--- Begin GIVEN RECORDS ---

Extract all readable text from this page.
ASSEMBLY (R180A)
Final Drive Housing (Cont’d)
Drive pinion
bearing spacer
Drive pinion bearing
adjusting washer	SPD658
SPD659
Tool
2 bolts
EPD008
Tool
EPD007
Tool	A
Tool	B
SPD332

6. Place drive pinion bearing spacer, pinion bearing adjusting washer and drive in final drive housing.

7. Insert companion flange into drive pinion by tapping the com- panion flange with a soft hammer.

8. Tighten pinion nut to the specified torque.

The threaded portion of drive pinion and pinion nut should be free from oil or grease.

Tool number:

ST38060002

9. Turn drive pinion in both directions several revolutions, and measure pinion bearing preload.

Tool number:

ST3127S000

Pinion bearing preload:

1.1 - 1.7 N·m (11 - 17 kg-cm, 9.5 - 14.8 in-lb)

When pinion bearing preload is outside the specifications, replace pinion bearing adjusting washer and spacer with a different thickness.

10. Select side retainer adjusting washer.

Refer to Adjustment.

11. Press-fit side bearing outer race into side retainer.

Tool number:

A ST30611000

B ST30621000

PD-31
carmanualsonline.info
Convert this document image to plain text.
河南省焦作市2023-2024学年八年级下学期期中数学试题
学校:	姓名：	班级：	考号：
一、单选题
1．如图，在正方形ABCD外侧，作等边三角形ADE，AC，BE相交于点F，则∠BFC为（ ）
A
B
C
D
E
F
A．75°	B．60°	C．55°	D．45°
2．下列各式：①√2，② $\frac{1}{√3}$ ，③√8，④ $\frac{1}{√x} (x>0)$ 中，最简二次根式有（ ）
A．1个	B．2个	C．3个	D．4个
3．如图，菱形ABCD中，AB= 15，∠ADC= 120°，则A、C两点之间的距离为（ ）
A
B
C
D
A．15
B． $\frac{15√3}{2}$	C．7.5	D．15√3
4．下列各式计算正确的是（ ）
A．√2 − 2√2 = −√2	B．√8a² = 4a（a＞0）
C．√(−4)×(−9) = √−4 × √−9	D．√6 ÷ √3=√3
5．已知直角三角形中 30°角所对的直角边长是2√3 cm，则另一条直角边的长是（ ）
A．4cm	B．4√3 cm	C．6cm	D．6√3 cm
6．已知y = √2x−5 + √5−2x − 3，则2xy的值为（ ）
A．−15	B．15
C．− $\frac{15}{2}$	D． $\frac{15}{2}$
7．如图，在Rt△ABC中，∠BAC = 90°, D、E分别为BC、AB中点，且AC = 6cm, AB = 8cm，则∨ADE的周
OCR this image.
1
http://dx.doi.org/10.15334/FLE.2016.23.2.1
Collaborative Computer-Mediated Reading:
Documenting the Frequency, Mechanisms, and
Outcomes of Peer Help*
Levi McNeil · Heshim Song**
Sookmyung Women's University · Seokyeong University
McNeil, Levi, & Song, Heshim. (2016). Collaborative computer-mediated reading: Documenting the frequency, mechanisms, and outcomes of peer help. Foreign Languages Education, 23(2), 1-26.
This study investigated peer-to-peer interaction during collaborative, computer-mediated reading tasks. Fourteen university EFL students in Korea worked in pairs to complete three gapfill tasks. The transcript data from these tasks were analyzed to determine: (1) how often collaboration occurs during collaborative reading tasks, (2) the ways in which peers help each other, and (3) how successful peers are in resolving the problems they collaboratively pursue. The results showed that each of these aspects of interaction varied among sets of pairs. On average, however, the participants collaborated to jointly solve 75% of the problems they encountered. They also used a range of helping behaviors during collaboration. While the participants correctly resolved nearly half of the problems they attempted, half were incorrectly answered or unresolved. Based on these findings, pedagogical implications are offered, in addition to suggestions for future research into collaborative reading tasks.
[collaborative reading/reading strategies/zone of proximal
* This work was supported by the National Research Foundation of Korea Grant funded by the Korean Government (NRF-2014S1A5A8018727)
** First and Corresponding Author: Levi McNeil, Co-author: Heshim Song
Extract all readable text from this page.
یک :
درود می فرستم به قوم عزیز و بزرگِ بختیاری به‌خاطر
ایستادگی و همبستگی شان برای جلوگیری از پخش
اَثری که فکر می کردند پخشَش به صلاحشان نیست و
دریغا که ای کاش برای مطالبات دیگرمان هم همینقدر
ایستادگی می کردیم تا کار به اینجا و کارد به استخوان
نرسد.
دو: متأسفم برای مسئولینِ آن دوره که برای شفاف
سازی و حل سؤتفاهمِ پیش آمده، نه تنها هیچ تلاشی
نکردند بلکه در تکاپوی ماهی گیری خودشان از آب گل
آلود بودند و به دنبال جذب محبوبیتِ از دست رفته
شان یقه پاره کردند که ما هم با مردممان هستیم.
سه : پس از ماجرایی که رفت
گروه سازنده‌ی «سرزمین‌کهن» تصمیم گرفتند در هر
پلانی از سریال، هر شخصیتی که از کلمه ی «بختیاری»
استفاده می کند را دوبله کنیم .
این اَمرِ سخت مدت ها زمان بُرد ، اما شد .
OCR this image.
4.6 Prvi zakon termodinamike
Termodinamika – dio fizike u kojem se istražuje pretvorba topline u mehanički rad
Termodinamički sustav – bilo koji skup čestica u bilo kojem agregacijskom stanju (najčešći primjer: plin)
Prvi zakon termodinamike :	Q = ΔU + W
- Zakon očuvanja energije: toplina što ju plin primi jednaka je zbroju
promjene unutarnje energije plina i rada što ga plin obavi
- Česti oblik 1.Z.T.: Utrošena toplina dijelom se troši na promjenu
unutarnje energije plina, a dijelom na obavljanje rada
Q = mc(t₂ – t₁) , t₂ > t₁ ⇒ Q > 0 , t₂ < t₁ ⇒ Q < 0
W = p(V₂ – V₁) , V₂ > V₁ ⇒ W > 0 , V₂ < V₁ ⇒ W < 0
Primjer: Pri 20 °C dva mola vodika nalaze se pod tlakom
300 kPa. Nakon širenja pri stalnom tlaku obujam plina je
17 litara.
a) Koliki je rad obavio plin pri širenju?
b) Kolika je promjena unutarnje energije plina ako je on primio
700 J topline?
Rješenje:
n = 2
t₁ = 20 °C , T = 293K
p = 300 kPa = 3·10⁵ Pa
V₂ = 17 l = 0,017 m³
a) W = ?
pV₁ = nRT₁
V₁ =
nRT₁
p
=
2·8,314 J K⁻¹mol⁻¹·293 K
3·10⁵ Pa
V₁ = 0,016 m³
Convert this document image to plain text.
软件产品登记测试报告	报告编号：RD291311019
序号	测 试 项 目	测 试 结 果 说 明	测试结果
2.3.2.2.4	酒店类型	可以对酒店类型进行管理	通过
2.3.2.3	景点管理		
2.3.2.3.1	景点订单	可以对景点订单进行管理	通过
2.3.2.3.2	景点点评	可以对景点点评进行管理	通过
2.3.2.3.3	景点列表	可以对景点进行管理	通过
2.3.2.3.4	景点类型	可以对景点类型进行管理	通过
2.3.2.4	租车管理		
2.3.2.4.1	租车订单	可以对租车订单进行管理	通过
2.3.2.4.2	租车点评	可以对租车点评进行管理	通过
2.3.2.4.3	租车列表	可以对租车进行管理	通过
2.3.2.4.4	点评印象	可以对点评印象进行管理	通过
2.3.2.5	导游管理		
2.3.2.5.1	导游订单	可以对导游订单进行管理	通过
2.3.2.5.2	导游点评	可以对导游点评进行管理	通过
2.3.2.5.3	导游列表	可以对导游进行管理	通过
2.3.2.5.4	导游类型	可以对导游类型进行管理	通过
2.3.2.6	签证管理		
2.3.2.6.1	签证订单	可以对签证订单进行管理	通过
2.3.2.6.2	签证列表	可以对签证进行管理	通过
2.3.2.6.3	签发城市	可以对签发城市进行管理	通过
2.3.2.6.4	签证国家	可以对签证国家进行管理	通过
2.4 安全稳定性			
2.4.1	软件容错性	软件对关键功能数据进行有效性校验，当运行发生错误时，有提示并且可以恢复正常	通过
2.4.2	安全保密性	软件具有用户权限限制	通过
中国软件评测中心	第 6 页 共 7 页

--- End GIVEN RECORDS ---

# SHORT EXERCISE
Copy every line of the records above that holds the word "unutarnje".

# RESPONSE TO THIS TASK
promjene unutarnje energije plina i rada što ga plin obavi
unutarnje energije plina, a dijelom na obavljanje rada
b) Kolika je promjena unutarnje energije plina ako je on primio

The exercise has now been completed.